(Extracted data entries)

# # # # #

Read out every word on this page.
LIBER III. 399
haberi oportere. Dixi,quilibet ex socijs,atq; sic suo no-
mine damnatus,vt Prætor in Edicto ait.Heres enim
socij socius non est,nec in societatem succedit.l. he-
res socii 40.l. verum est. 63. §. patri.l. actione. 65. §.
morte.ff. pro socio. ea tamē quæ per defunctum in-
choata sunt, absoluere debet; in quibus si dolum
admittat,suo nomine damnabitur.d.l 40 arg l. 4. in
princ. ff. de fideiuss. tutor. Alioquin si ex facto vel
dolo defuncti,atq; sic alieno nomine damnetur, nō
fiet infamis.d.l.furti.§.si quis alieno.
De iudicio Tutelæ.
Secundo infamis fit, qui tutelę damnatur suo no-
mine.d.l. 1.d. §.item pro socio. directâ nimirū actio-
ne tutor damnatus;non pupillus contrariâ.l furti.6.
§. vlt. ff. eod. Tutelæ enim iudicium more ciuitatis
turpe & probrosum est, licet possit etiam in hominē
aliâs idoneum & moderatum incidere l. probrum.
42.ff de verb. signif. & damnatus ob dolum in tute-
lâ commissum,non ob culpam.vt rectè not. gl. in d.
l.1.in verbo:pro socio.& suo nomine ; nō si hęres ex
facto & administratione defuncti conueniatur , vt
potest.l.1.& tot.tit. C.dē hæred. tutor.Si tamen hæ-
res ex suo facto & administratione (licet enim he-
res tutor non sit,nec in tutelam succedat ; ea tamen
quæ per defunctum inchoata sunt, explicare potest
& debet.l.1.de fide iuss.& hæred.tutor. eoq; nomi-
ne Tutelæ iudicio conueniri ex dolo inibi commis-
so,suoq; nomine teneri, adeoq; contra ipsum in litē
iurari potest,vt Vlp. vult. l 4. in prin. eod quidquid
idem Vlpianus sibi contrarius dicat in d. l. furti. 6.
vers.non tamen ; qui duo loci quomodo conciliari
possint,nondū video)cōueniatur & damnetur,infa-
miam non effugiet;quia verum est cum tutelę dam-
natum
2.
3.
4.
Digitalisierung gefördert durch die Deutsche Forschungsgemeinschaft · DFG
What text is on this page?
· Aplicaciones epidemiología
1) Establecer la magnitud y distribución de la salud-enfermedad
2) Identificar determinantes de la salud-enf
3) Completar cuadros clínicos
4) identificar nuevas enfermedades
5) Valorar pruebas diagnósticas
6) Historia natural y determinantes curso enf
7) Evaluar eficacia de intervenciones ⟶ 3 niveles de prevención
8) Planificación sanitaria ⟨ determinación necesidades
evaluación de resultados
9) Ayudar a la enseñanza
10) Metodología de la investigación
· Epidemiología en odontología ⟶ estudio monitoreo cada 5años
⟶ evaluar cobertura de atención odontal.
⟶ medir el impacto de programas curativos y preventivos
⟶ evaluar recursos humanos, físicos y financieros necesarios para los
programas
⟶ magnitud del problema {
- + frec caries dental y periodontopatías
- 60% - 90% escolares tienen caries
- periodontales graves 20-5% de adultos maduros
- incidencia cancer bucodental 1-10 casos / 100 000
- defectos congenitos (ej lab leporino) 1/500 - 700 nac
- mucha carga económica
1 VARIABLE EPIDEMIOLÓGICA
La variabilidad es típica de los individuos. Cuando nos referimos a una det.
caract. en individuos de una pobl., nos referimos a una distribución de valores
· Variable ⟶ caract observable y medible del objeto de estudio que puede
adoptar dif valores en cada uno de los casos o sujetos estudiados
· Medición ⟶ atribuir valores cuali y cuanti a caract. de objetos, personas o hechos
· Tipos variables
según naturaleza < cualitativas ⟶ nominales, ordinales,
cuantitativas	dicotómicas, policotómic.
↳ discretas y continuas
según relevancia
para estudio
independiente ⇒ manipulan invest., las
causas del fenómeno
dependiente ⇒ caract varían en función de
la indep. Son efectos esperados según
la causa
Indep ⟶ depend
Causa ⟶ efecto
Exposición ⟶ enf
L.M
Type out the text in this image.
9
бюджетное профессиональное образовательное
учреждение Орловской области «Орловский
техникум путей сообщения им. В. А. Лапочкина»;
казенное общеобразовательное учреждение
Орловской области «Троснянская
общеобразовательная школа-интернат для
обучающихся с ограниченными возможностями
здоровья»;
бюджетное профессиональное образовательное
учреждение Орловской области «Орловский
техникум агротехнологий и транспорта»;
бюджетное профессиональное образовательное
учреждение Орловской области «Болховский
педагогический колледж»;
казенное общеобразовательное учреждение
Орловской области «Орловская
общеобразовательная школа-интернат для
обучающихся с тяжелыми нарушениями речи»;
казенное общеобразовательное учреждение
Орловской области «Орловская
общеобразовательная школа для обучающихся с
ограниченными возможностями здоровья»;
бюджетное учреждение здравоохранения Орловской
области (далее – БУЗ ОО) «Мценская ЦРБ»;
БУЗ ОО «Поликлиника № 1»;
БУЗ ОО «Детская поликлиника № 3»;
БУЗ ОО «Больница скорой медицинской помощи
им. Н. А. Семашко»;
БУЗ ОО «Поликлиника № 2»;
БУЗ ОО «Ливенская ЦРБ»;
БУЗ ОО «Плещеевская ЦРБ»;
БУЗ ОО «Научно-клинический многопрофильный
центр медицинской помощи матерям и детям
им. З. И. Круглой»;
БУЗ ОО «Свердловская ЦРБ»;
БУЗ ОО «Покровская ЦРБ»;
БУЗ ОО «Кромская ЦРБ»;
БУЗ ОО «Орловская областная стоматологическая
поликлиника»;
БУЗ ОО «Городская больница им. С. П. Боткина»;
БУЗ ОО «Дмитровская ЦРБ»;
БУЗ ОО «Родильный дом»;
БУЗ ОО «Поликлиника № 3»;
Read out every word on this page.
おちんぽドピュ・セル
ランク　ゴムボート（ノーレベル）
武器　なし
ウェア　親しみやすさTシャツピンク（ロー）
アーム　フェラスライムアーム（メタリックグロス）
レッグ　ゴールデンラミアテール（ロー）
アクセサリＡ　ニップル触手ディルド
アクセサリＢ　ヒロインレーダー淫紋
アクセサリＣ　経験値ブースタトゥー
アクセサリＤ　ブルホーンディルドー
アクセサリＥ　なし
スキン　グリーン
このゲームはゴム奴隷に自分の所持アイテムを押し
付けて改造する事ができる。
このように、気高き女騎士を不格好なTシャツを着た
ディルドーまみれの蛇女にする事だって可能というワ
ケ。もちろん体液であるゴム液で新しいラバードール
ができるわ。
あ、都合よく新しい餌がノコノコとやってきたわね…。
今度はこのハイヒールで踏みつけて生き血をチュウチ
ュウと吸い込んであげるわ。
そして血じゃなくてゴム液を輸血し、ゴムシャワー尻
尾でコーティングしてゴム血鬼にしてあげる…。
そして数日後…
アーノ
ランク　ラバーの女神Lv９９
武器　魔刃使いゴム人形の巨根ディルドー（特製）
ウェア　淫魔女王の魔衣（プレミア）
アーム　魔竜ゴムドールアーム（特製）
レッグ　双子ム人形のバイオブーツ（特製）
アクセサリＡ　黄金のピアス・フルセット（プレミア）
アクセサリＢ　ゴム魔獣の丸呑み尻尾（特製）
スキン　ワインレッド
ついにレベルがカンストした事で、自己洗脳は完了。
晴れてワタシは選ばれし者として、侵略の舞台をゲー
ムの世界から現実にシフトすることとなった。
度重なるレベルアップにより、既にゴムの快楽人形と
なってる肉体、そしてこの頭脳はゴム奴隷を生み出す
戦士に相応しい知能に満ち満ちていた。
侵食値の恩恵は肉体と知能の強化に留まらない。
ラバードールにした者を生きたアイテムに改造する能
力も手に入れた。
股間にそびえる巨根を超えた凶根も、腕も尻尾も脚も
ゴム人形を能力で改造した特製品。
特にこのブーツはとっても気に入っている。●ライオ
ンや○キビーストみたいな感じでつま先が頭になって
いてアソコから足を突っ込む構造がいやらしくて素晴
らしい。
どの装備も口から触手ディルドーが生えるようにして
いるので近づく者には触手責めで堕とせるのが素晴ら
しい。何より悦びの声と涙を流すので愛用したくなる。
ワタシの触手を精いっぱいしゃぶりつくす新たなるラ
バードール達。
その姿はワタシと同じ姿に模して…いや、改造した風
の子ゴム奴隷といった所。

# # # # #

What to produce:
Reply with nothing except the number of lines in the listing above that include "salud".

Exercise output:
2